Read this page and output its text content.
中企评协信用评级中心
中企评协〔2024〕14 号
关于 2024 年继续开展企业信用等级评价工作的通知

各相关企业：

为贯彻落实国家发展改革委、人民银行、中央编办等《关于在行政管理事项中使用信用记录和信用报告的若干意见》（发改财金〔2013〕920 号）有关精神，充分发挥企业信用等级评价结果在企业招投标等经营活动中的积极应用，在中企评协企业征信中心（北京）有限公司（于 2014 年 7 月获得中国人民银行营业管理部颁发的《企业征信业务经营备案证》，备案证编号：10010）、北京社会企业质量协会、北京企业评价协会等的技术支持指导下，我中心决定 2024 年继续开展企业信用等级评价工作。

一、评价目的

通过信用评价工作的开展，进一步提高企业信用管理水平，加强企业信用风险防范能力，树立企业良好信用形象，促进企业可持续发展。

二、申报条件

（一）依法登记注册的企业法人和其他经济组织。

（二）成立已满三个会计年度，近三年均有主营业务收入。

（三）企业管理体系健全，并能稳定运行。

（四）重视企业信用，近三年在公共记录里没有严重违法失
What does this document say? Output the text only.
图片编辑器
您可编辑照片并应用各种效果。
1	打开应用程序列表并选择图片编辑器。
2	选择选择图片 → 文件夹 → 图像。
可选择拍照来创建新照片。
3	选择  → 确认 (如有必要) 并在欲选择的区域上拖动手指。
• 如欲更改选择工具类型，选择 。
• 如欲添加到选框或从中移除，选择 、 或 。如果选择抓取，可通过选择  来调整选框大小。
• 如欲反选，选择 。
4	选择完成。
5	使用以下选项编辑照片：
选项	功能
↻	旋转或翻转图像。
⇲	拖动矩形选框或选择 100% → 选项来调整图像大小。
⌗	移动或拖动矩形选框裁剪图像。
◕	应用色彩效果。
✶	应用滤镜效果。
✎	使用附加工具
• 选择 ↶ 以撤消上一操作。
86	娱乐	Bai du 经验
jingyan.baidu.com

__________

Goal of the exercise :: From the records above, please extract every line and repeat it exactly.

Output below ::
Read this page and output its text content.
中企评协信用评级中心
中企评协〔2024〕14 号
关于 2024 年继续开展企业信用等级评价工作的通知

各相关企业：

为贯彻落实国家发展改革委、人民银行、中央编办等《关于在行政管理事项中使用信用记录和信用报告的若干意见》（发改财金〔2013〕920 号）有关精神，充分发挥企业信用等级评价结果在企业招投标等经营活动中的积极应用，在中企评协企业征信中心（北京）有限公司（于 2014 年 7 月获得中国人民银行营业管理部颁发的《企业征信业务经营备案证》，备案证编号：10010）、北京社会企业质量协会、北京企业评价协会等的技术支持指导下，我中心决定 2024 年继续开展企业信用等级评价工作。

一、评价目的

通过信用评价工作的开展，进一步提高企业信用管理水平，加强企业信用风险防范能力，树立企业良好信用形象，促进企业可持续发展。

二、申报条件

（一）依法登记注册的企业法人和其他经济组织。

（二）成立已满三个会计年度，近三年均有主营业务收入。

（三）企业管理体系健全，并能稳定运行。

（四）重视企业信用，近三年在公共记录里没有严重违法失
What does this document say? Output the text only.
图片编辑器
您可编辑照片并应用各种效果。
1	打开应用程序列表并选择图片编辑器。
2	选择选择图片 → 文件夹 → 图像。
可选择拍照来创建新照片。
3	选择  → 确认 (如有必要) 并在欲选择的区域上拖动手指。
• 如欲更改选择工具类型，选择 。
• 如欲添加到选框或从中移除，选择 、 或 。如果选择抓取，可通过选择  来调整选框大小。
• 如欲反选，选择 。
4	选择完成。
5	使用以下选项编辑照片：
选项	功能
↻	旋转或翻转图像。
⇲	拖动矩形选框或选择 100% → 选项来调整图像大小。
⌗	移动或拖动矩形选框裁剪图像。
◕	应用色彩效果。
✶	应用滤镜效果。
✎	使用附加工具
• 选择 ↶ 以撤消上一操作。
86	娱乐	Bai du 经验
jingyan.baidu.com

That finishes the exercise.